= Given instruction =
Reproduce the records. Keep every word exact and include no images.

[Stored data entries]
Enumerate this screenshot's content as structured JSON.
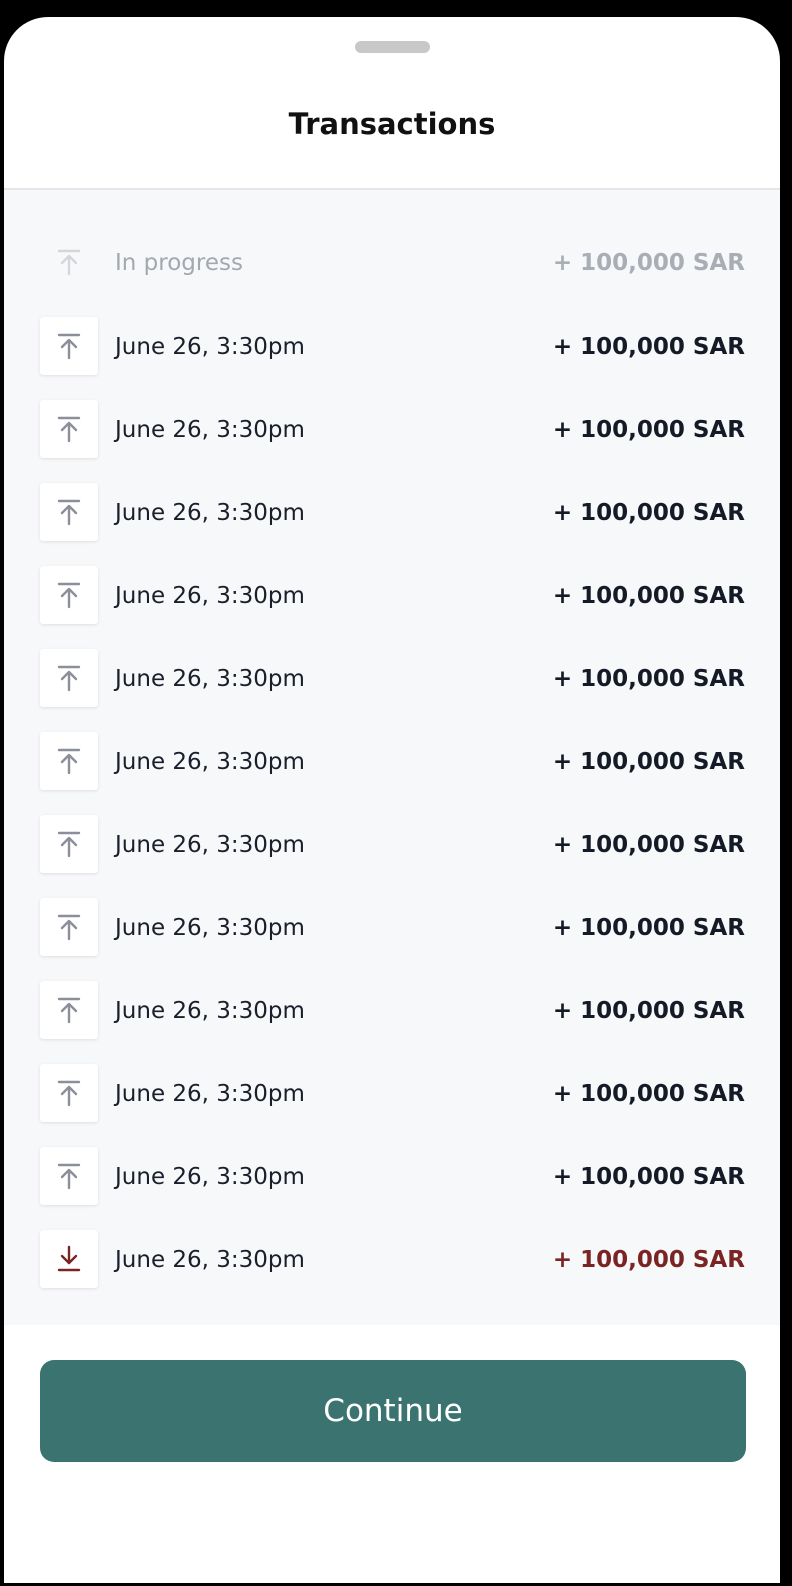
{
  "header": {
    "title": "Transactions"
  },
  "transactions": [
    {
      "label": "In progress",
      "amount": "+ 100,000 SAR",
      "state": "pending",
      "icon": "upload-icon"
    },
    {
      "label": "June 26, 3:30pm",
      "amount": "+ 100,000 SAR",
      "state": "credit",
      "icon": "upload-icon"
    },
    {
      "label": "June 26, 3:30pm",
      "amount": "+ 100,000 SAR",
      "state": "credit",
      "icon": "upload-icon"
    },
    {
      "label": "June 26, 3:30pm",
      "amount": "+ 100,000 SAR",
      "state": "credit",
      "icon": "upload-icon"
    },
    {
      "label": "June 26, 3:30pm",
      "amount": "+ 100,000 SAR",
      "state": "credit",
      "icon": "upload-icon"
    },
    {
      "label": "June 26, 3:30pm",
      "amount": "+ 100,000 SAR",
      "state": "credit",
      "icon": "upload-icon"
    },
    {
      "label": "June 26, 3:30pm",
      "amount": "+ 100,000 SAR",
      "state": "credit",
      "icon": "upload-icon"
    },
    {
      "label": "June 26, 3:30pm",
      "amount": "+ 100,000 SAR",
      "state": "credit",
      "icon": "upload-icon"
    },
    {
      "label": "June 26, 3:30pm",
      "amount": "+ 100,000 SAR",
      "state": "credit",
      "icon": "upload-icon"
    },
    {
      "label": "June 26, 3:30pm",
      "amount": "+ 100,000 SAR",
      "state": "credit",
      "icon": "upload-icon"
    },
    {
      "label": "June 26, 3:30pm",
      "amount": "+ 100,000 SAR",
      "state": "credit",
      "icon": "upload-icon"
    },
    {
      "label": "June 26, 3:30pm",
      "amount": "+ 100,000 SAR",
      "state": "credit",
      "icon": "upload-icon"
    },
    {
      "label": "June 26, 3:30pm",
      "amount": "+ 100,000 SAR",
      "state": "debit",
      "icon": "download-icon"
    }
  ],
  "footer": {
    "continue_label": "Continue"
  },
  "colors": {
    "accent": "#3a7370",
    "debit": "#7a2424",
    "pending": "#a9aeb6",
    "icon": "#8a8f99"
  }
}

= Exercise output =
Enumerate this screenshot's content as structured JSON.
{
  "header": {
    "title": "Transactions"
  },
  "transactions": [
    {
      "label": "In progress",
      "amount": "+ 100,000 SAR",
      "state": "pending",
      "icon": "upload-icon"
    },
    {
      "label": "June 26, 3:30pm",
      "amount": "+ 100,000 SAR",
      "state": "credit",
      "icon": "upload-icon"
    },
    {
      "label": "June 26, 3:30pm",
      "amount": "+ 100,000 SAR",
      "state": "credit",
      "icon": "upload-icon"
    },
    {
      "label": "June 26, 3:30pm",
      "amount": "+ 100,000 SAR",
      "state": "credit",
      "icon": "upload-icon"
    },
    {
      "label": "June 26, 3:30pm",
      "amount": "+ 100,000 SAR",
      "state": "credit",
      "icon": "upload-icon"
    },
    {
      "label": "June 26, 3:30pm",
      "amount": "+ 100,000 SAR",
      "state": "credit",
      "icon": "upload-icon"
    },
    {
      "label": "June 26, 3:30pm",
      "amount": "+ 100,000 SAR",
      "state": "credit",
      "icon": "upload-icon"
    },
    {
      "label": "June 26, 3:30pm",
      "amount": "+ 100,000 SAR",
      "state": "credit",
      "icon": "upload-icon"
    },
    {
      "label": "June 26, 3:30pm",
      "amount": "+ 100,000 SAR",
      "state": "credit",
      "icon": "upload-icon"
    },
    {
      "label": "June 26, 3:30pm",
      "amount": "+ 100,000 SAR",
      "state": "credit",
      "icon": "upload-icon"
    },
    {
      "label": "June 26, 3:30pm",
      "amount": "+ 100,000 SAR",
      "state": "credit",
      "icon": "upload-icon"
    },
    {
      "label": "June 26, 3:30pm",
      "amount": "+ 100,000 SAR",
      "state": "credit",
      "icon": "upload-icon"
    },
    {
      "label": "June 26, 3:30pm",
      "amount": "+ 100,000 SAR",
      "state": "debit",
      "icon": "download-icon"
    }
  ],
  "footer": {
    "continue_label": "Continue"
  },
  "colors": {
    "accent": "#3a7370",
    "debit": "#7a2424",
    "pending": "#a9aeb6",
    "icon": "#8a8f99"
  }
}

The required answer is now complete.